▶ RECORDS TO USE
-=-=-

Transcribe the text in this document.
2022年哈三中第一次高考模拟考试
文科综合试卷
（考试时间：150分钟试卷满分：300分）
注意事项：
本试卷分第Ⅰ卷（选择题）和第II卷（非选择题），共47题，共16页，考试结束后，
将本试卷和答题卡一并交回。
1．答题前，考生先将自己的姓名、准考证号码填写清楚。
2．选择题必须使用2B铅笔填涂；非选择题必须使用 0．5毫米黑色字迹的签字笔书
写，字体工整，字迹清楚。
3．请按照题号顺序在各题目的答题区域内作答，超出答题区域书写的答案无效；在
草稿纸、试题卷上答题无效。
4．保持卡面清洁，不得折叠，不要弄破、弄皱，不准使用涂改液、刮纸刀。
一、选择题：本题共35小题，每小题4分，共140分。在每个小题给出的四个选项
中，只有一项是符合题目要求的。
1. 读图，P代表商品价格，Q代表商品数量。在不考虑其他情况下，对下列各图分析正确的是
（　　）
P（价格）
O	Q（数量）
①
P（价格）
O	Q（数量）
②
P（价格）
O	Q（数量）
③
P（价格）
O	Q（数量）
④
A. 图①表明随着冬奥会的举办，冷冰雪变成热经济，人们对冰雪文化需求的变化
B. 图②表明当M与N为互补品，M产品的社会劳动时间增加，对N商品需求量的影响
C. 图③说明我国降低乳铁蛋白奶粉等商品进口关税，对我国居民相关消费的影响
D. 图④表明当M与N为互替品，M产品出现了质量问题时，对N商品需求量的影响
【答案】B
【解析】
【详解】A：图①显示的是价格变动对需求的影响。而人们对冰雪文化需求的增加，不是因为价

-=-=-

▶ THE REQUEST
Copy all lines from the material that contain "对N商品需求量的影响".

▶ WORKED SOLUTION
B. 图②表明当M与N为互补品，M产品的社会劳动时间增加，对N商品需求量的影响
D. 图④表明当M与N为互替品，M产品出现了质量问题时，对N商品需求量的影响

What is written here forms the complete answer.